-- Begin AVAILABLE RECORDS --

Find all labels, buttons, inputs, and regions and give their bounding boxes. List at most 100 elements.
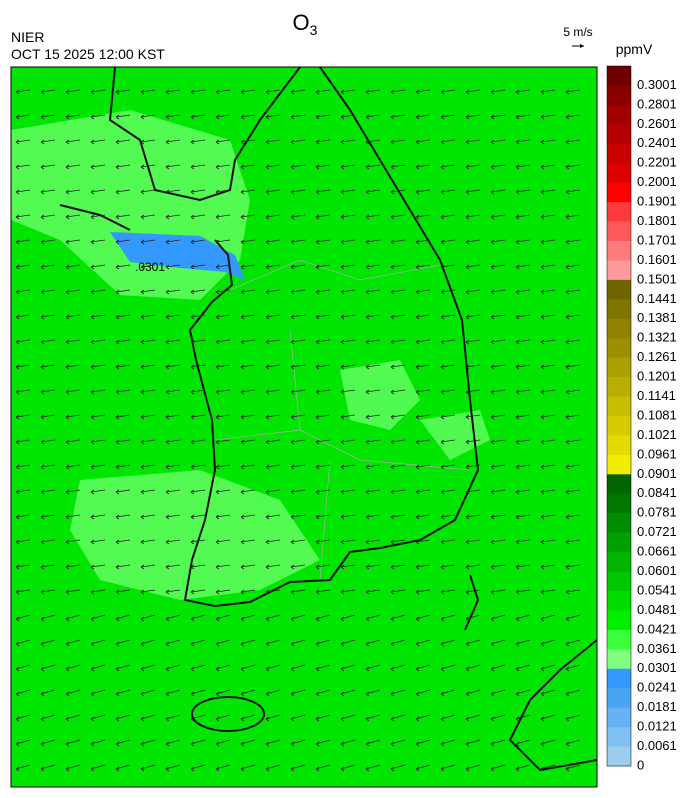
wind-arrowhead (165, 564, 170, 570)
wind-arrowhead (365, 514, 370, 520)
wind-arrowhead (190, 264, 195, 270)
wind-arrow (115, 639, 131, 645)
wind-arrowhead (240, 414, 245, 420)
wind-arrow (165, 339, 181, 343)
wind-arrow (315, 314, 331, 318)
wind-arrow (515, 739, 531, 745)
wind-arrow (390, 114, 406, 118)
wind-arrow (165, 89, 181, 93)
wind-arrowhead (565, 189, 570, 195)
wind-arrowhead (440, 464, 445, 470)
wind-arrow (90, 139, 106, 143)
wind-arrowhead (390, 464, 395, 470)
wind-arrowhead (415, 616, 420, 622)
wind-arrow (340, 139, 356, 143)
wind-arrow (565, 739, 581, 745)
colorbar-box (607, 299, 631, 320)
wind-arrow (390, 239, 406, 243)
wind-arrowhead (440, 589, 445, 595)
wind-arrow (15, 139, 31, 143)
wind-arrowhead (340, 589, 345, 595)
wind-arrow (540, 689, 556, 695)
wind-arrow (465, 214, 481, 218)
wind-arrow (240, 364, 256, 368)
colorbar-box (607, 746, 631, 767)
wind-arrowhead (15, 214, 20, 220)
wind-arrowhead (390, 539, 395, 545)
wind-arrowhead (565, 666, 570, 672)
wind-arrow (340, 489, 356, 493)
wind-arrowhead (215, 164, 220, 170)
wind-arrowhead (140, 114, 145, 120)
wind-arrow (515, 689, 531, 695)
wind-arrowhead (315, 439, 320, 445)
wind-arrow (65, 689, 81, 695)
wind-arrow (390, 164, 406, 168)
wind-arrow (390, 564, 406, 568)
wind-arrowhead (65, 214, 70, 220)
wind-arrow (415, 214, 431, 218)
colorbar-label: 0.0421 (637, 621, 677, 636)
wind-arrowhead (140, 189, 145, 195)
wind-arrowhead (65, 691, 70, 697)
wind-arrowhead (65, 364, 70, 370)
wind-arrowhead (490, 589, 495, 595)
colorbar-box (607, 124, 631, 145)
wind-arrowhead (365, 616, 370, 622)
wind-arrow (515, 89, 531, 93)
wind-arrowhead (65, 514, 70, 520)
wind-arrowhead (240, 766, 245, 772)
wind-arrowhead (40, 741, 45, 747)
wind-arrow (415, 464, 431, 468)
wind-arrowhead (15, 489, 20, 495)
wind-arrowhead (190, 389, 195, 395)
wind-arrowhead (315, 164, 320, 170)
wind-arrowhead (540, 114, 545, 120)
wind-arrow (565, 339, 581, 343)
wind-arrow (65, 664, 81, 670)
wind-arrowhead (490, 666, 495, 672)
wind-arrow (440, 414, 456, 418)
wind-arrowhead (315, 264, 320, 270)
wind-arrow (465, 464, 481, 468)
wind-arrow (240, 139, 256, 143)
wind-arrowhead (165, 339, 170, 345)
colorbar-label: 0.2201 (637, 155, 677, 170)
wind-arrowhead (515, 766, 520, 772)
wind-arrow (515, 414, 531, 418)
wind-arrow (515, 714, 531, 720)
wind-arrow (490, 664, 506, 670)
wind-arrow (190, 189, 206, 193)
wind-arrowhead (140, 264, 145, 270)
wind-arrow (65, 414, 81, 418)
wind-arrow (15, 514, 31, 518)
wind-arrowhead (65, 539, 70, 545)
wind-arrow (290, 314, 306, 318)
wind-arrow (40, 189, 56, 193)
wind-arrowhead (40, 239, 45, 245)
wind-arrow (65, 464, 81, 468)
wind-arrow (90, 114, 106, 118)
wind-arrow (40, 414, 56, 418)
wind-arrowhead (415, 189, 420, 195)
wind-arrowhead (15, 364, 20, 370)
wind-arrow (65, 764, 81, 770)
wind-arrowhead (115, 691, 120, 697)
wind-arrowhead (440, 414, 445, 420)
wind-arrowhead (490, 164, 495, 170)
colorbar-box (607, 727, 631, 748)
wind-arrowhead (515, 239, 520, 245)
wind-arrowhead (565, 564, 570, 570)
wind-arrowhead (565, 691, 570, 697)
wind-arrow (140, 689, 156, 695)
wind-arrowhead (565, 264, 570, 270)
title-main: O (293, 10, 310, 35)
wind-arrowhead (490, 514, 495, 520)
wind-arrowhead (140, 314, 145, 320)
wind-arrow (215, 539, 231, 543)
wind-arrow (65, 639, 81, 645)
wind-arrow (65, 239, 81, 243)
wind-arrowhead (15, 89, 20, 95)
wind-arrowhead (315, 89, 320, 95)
wind-arrowhead (515, 414, 520, 420)
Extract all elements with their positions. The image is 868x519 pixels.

-- End AVAILABLE RECORDS --

AIM
Return the material above line for line, exactly as it appears, leaving out the picture.

EXERCISE RESPONSE
Find all labels, buttons, inputs, and regions and give their bounding boxes. List at most 100 elements.
wind-arrowhead (165, 564, 170, 570)
wind-arrowhead (365, 514, 370, 520)
wind-arrowhead (190, 264, 195, 270)
wind-arrow (115, 639, 131, 645)
wind-arrowhead (240, 414, 245, 420)
wind-arrow (165, 339, 181, 343)
wind-arrow (315, 314, 331, 318)
wind-arrow (515, 739, 531, 745)
wind-arrow (390, 114, 406, 118)
wind-arrow (165, 89, 181, 93)
wind-arrowhead (565, 189, 570, 195)
wind-arrowhead (440, 464, 445, 470)
wind-arrow (90, 139, 106, 143)
wind-arrowhead (390, 464, 395, 470)
wind-arrowhead (415, 616, 420, 622)
wind-arrow (340, 139, 356, 143)
wind-arrow (565, 739, 581, 745)
colorbar-box (607, 299, 631, 320)
wind-arrow (390, 239, 406, 243)
wind-arrowhead (440, 589, 445, 595)
wind-arrow (15, 139, 31, 143)
wind-arrowhead (340, 589, 345, 595)
wind-arrow (540, 689, 556, 695)
wind-arrow (465, 214, 481, 218)
wind-arrow (240, 364, 256, 368)
colorbar-box (607, 746, 631, 767)
wind-arrowhead (15, 214, 20, 220)
wind-arrowhead (390, 539, 395, 545)
wind-arrowhead (565, 666, 570, 672)
wind-arrow (340, 489, 356, 493)
wind-arrowhead (215, 164, 220, 170)
wind-arrowhead (140, 114, 145, 120)
wind-arrow (515, 689, 531, 695)
wind-arrowhead (315, 439, 320, 445)
wind-arrow (65, 689, 81, 695)
wind-arrow (390, 164, 406, 168)
wind-arrow (390, 564, 406, 568)
wind-arrowhead (65, 214, 70, 220)
wind-arrow (415, 214, 431, 218)
colorbar-label: 0.0421 (637, 621, 677, 636)
wind-arrowhead (140, 189, 145, 195)
wind-arrowhead (65, 691, 70, 697)
wind-arrowhead (65, 364, 70, 370)
wind-arrowhead (490, 589, 495, 595)
colorbar-box (607, 124, 631, 145)
wind-arrowhead (365, 616, 370, 622)
wind-arrow (515, 89, 531, 93)
wind-arrowhead (65, 514, 70, 520)
wind-arrowhead (240, 766, 245, 772)
wind-arrowhead (40, 741, 45, 747)
wind-arrow (415, 464, 431, 468)
wind-arrowhead (15, 489, 20, 495)
wind-arrowhead (190, 389, 195, 395)
wind-arrowhead (315, 164, 320, 170)
wind-arrowhead (540, 114, 545, 120)
wind-arrow (565, 339, 581, 343)
wind-arrow (65, 664, 81, 670)
wind-arrowhead (490, 666, 495, 672)
wind-arrow (440, 414, 456, 418)
wind-arrowhead (315, 264, 320, 270)
wind-arrow (465, 464, 481, 468)
wind-arrow (240, 139, 256, 143)
wind-arrowhead (165, 339, 170, 345)
colorbar-label: 0.2201 (637, 155, 677, 170)
wind-arrowhead (515, 766, 520, 772)
wind-arrow (515, 414, 531, 418)
wind-arrow (515, 714, 531, 720)
wind-arrow (490, 664, 506, 670)
wind-arrow (190, 189, 206, 193)
wind-arrowhead (140, 264, 145, 270)
wind-arrow (65, 414, 81, 418)
wind-arrow (15, 514, 31, 518)
wind-arrowhead (65, 539, 70, 545)
wind-arrow (290, 314, 306, 318)
wind-arrow (40, 189, 56, 193)
wind-arrowhead (40, 239, 45, 245)
wind-arrow (65, 464, 81, 468)
wind-arrow (90, 114, 106, 118)
wind-arrow (40, 414, 56, 418)
wind-arrowhead (415, 189, 420, 195)
wind-arrowhead (15, 364, 20, 370)
wind-arrow (65, 764, 81, 770)
wind-arrowhead (115, 691, 120, 697)
wind-arrowhead (440, 414, 445, 420)
wind-arrowhead (490, 164, 495, 170)
colorbar-box (607, 727, 631, 748)
wind-arrowhead (515, 239, 520, 245)
wind-arrowhead (565, 564, 570, 570)
wind-arrowhead (565, 691, 570, 697)
wind-arrow (140, 689, 156, 695)
wind-arrowhead (565, 264, 570, 270)
title-main: O (293, 10, 310, 35)
wind-arrowhead (490, 514, 495, 520)
wind-arrowhead (140, 314, 145, 320)
wind-arrow (215, 539, 231, 543)
wind-arrow (65, 639, 81, 645)
wind-arrow (65, 239, 81, 243)
wind-arrowhead (15, 89, 20, 95)
wind-arrowhead (315, 89, 320, 95)
wind-arrowhead (515, 414, 520, 420)
Extract all elements with their positions. The image is 868x519 pixels.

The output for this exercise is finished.